- What needs to be done -
Gather every line from the entries below that includes "with".

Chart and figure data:
※ ※ ※
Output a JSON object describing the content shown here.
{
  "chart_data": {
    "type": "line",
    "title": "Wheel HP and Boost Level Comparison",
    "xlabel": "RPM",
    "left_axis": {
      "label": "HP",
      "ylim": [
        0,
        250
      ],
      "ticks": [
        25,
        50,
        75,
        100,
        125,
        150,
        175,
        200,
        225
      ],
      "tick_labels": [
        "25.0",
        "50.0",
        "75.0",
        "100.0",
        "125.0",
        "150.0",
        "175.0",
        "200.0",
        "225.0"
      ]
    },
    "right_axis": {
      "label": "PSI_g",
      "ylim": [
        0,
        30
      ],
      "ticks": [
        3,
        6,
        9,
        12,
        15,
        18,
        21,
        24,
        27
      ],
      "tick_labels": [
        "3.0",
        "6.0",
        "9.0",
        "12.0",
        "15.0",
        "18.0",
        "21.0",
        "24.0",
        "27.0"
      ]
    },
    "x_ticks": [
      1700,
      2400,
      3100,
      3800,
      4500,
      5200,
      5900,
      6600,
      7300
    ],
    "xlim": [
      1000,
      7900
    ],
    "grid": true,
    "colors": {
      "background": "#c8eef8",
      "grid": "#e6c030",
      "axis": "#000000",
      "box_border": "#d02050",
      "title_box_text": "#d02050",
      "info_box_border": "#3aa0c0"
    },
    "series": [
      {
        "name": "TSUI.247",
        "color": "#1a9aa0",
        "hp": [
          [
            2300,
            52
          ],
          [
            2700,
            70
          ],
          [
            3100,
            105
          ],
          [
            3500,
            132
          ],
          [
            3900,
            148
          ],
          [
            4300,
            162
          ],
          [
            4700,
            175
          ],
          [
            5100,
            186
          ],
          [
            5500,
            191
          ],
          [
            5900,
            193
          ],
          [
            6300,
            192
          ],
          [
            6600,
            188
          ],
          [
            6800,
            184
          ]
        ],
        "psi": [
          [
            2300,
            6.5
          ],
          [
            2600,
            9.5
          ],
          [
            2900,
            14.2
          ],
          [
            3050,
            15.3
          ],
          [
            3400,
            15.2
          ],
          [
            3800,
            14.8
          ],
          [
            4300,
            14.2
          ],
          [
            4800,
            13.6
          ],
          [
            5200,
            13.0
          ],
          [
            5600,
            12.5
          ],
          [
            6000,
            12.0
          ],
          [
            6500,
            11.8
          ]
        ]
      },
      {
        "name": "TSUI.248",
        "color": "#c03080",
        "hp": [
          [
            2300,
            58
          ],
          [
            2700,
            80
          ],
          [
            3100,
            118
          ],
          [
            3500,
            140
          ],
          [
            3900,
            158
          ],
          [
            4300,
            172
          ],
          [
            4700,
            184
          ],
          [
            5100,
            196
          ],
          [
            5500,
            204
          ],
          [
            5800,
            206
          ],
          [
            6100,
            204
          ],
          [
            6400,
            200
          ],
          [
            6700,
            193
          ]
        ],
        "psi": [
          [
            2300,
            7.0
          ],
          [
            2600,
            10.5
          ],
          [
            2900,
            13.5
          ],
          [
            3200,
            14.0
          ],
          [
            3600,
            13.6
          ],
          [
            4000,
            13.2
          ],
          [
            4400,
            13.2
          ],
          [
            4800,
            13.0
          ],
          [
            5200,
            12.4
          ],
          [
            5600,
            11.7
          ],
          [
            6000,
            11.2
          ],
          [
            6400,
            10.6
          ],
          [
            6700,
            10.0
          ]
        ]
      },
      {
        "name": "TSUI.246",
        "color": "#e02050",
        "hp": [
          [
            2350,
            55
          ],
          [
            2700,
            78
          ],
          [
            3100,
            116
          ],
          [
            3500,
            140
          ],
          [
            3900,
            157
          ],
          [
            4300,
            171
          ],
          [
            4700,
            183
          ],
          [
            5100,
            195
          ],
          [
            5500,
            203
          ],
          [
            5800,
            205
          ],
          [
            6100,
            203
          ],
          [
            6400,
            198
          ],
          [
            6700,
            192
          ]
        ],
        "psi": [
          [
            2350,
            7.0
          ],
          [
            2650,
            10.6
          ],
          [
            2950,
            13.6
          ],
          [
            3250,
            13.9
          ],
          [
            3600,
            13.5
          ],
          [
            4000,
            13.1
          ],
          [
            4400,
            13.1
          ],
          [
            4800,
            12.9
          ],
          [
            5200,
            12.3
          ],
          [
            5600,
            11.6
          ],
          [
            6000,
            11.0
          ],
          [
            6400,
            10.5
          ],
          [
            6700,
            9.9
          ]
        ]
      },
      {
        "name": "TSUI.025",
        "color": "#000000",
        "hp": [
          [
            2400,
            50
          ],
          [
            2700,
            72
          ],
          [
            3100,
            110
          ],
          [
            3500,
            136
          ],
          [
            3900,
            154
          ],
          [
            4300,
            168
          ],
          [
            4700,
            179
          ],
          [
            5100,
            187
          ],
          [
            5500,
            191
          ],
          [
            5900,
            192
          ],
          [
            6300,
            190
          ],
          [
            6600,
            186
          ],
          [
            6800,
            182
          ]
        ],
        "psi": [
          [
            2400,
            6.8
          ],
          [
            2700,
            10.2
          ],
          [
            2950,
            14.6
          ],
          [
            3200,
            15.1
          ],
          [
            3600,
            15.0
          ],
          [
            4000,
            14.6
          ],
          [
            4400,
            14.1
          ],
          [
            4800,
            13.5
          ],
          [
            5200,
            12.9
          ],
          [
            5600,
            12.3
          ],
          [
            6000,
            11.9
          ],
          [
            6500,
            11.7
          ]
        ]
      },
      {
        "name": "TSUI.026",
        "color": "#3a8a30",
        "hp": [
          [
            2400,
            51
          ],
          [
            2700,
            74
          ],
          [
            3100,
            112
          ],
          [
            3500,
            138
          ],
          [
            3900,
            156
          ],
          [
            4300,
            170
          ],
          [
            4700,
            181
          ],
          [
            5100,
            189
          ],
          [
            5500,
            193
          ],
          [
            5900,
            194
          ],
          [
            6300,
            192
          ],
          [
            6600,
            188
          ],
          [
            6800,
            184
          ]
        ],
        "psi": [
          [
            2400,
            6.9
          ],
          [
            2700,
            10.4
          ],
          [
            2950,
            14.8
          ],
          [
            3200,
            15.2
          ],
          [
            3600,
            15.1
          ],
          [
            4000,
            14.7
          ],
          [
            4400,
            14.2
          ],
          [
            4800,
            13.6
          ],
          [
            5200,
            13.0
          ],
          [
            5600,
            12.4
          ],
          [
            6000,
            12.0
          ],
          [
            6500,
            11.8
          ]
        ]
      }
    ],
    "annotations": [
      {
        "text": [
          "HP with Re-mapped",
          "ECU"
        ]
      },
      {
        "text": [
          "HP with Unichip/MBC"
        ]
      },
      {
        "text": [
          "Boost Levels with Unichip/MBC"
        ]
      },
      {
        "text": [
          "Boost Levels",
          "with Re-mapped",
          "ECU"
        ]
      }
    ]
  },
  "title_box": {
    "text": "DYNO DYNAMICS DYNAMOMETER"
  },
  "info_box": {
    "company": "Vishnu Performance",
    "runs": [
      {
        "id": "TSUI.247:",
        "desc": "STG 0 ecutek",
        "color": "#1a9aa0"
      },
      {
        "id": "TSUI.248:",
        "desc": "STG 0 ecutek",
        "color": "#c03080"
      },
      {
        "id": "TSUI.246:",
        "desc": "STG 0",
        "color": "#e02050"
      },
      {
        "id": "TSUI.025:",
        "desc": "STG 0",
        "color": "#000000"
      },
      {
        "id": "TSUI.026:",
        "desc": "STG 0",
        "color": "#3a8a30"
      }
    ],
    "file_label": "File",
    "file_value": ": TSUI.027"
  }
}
※ ※ ※
- Solution to the problem -
          "HP with Re-mapped",
          "HP with Unichip/MBC"
          "Boost Levels with Unichip/MBC"
          "with Re-mapped",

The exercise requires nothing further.